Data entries
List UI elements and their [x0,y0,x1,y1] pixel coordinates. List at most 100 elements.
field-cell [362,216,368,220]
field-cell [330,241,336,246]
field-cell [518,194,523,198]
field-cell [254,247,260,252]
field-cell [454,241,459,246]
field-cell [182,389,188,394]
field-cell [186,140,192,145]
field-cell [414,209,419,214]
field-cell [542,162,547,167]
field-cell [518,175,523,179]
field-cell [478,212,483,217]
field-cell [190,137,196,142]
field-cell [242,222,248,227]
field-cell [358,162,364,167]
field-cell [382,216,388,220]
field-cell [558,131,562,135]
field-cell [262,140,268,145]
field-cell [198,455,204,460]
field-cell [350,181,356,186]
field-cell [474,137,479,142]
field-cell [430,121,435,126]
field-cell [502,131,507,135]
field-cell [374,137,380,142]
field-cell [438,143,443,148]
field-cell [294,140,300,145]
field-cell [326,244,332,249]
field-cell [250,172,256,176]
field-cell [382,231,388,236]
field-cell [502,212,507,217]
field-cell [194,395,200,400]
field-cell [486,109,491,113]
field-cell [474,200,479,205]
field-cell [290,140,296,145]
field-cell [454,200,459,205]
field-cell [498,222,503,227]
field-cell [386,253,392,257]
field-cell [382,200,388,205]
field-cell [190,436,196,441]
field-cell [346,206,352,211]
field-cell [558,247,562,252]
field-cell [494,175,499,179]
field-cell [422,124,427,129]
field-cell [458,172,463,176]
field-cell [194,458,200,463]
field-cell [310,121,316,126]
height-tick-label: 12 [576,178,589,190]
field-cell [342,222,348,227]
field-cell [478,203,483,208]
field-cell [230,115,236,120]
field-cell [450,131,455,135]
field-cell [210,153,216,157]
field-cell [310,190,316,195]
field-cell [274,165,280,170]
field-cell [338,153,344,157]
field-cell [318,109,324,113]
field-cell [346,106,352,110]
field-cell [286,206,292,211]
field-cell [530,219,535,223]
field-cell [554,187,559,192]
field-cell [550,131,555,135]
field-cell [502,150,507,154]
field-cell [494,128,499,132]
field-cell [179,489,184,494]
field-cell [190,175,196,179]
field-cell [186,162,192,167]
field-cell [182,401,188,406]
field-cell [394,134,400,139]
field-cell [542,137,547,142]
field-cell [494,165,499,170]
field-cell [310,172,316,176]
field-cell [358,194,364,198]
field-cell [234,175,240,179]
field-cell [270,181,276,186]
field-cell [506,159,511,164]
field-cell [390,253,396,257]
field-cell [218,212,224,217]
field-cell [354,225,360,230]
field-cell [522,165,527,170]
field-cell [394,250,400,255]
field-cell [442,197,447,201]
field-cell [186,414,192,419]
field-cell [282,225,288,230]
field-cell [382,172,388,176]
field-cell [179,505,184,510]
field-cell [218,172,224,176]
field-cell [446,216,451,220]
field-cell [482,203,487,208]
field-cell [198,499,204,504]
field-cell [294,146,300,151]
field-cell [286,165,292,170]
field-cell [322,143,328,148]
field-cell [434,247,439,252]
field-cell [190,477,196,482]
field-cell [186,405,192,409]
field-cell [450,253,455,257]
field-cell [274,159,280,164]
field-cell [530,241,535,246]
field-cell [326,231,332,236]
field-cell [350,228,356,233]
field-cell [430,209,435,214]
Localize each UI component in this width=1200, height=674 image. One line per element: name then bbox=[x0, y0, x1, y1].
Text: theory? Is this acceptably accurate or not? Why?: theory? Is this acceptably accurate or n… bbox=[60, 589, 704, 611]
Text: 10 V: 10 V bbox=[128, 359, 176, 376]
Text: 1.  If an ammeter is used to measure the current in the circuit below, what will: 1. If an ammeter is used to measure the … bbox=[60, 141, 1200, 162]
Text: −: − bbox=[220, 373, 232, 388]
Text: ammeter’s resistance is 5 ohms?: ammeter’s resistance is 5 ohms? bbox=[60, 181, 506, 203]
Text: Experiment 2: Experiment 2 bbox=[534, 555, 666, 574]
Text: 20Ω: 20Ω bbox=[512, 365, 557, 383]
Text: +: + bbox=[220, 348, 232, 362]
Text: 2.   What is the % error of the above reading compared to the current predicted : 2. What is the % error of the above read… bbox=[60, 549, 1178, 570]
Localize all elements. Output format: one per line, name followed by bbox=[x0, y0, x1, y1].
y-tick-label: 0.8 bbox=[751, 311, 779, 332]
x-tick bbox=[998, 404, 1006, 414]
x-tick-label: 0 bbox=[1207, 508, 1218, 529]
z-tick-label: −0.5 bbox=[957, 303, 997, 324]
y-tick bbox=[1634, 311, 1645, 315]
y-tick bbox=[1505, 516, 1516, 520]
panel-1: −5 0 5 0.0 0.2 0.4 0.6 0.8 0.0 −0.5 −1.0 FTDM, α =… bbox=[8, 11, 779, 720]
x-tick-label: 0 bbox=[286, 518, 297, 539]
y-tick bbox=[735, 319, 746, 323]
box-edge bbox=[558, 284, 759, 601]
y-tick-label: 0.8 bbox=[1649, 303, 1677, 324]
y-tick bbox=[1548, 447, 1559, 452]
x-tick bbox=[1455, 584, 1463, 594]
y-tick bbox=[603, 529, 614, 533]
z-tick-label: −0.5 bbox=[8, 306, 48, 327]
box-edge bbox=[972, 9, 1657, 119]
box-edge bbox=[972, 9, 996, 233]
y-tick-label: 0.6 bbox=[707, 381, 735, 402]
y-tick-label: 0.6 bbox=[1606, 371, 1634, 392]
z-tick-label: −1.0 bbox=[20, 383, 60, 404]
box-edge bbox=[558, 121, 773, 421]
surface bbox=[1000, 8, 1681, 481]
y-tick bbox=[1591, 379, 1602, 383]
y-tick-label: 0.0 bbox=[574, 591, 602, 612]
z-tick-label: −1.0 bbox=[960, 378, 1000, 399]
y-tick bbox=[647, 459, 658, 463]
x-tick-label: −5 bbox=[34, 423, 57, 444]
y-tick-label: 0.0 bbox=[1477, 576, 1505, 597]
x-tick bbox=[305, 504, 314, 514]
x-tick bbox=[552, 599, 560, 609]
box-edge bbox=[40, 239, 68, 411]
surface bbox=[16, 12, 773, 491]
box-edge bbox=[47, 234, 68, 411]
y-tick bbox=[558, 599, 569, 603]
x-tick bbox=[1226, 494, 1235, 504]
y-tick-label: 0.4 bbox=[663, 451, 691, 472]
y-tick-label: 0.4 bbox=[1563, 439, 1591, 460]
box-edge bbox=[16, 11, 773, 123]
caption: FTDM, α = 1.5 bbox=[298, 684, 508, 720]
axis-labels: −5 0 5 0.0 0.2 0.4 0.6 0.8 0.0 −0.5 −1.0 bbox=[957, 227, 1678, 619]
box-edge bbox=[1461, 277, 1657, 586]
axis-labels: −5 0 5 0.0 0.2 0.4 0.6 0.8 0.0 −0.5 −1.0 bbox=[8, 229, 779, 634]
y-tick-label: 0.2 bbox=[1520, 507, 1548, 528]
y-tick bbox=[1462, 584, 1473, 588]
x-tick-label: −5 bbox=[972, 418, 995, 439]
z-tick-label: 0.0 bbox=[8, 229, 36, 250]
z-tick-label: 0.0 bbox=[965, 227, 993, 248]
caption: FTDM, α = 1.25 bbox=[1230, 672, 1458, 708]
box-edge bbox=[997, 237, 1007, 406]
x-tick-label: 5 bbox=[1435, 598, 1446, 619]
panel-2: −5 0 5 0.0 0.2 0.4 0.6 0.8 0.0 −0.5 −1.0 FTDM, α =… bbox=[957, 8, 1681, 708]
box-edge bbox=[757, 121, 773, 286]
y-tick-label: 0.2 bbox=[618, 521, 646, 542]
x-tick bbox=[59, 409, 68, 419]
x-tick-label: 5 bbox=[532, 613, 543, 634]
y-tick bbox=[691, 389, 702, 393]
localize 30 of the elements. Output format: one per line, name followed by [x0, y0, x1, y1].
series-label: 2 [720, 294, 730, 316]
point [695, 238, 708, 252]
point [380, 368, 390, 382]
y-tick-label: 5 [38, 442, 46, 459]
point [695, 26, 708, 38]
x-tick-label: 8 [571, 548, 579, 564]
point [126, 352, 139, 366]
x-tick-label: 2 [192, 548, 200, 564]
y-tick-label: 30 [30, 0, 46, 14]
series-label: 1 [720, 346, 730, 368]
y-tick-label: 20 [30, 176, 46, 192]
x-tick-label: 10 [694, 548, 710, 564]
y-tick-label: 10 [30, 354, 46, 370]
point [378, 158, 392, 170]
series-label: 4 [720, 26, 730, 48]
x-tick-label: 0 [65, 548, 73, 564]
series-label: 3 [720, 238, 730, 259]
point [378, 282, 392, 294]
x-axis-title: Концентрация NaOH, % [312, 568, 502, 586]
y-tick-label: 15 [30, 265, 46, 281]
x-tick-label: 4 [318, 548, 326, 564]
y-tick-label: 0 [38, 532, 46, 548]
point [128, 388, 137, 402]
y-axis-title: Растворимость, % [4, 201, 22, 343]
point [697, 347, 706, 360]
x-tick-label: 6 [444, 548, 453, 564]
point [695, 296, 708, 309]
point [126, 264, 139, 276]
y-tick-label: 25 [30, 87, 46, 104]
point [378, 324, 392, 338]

*Stated exercise:* Render the data from its first line through the line containing "field-cell [454,200,459,205]" as a Markdown table with the columns Row and Line, numbering each row and leaving out blank lines.

*Exercise response:*
| Row | Line |
|---|---|
| 1 | List UI elements and their [x0,y0,x1,y1] pixel coordinates. List at most 100 elements. |
| 2 | field-cell [362,216,368,220] |
| 3 | field-cell [330,241,336,246] |
| 4 | field-cell [518,194,523,198] |
| 5 | field-cell [254,247,260,252] |
| 6 | field-cell [454,241,459,246] |
| 7 | field-cell [182,389,188,394] |
| 8 | field-cell [186,140,192,145] |
| 9 | field-cell [414,209,419,214] |
| 10 | field-cell [542,162,547,167] |
| 11 | field-cell [518,175,523,179] |
| 12 | field-cell [478,212,483,217] |
| 13 | field-cell [190,137,196,142] |
| 14 | field-cell [242,222,248,227] |
| 15 | field-cell [358,162,364,167] |
| 16 | field-cell [382,216,388,220] |
| 17 | field-cell [558,131,562,135] |
| 18 | field-cell [262,140,268,145] |
| 19 | field-cell [198,455,204,460] |
| 20 | field-cell [350,181,356,186] |
| 21 | field-cell [474,137,479,142] |
| 22 | field-cell [430,121,435,126] |
| 23 | field-cell [502,131,507,135] |
| 24 | field-cell [374,137,380,142] |
| 25 | field-cell [438,143,443,148] |
| 26 | field-cell [294,140,300,145] |
| 27 | field-cell [326,244,332,249] |
| 28 | field-cell [250,172,256,176] |
| 29 | field-cell [382,231,388,236] |
| 30 | field-cell [502,212,507,217] |
| 31 | field-cell [194,395,200,400] |
| 32 | field-cell [486,109,491,113] |
| 33 | field-cell [474,200,479,205] |
| 34 | field-cell [290,140,296,145] |
| 35 | field-cell [454,200,459,205] |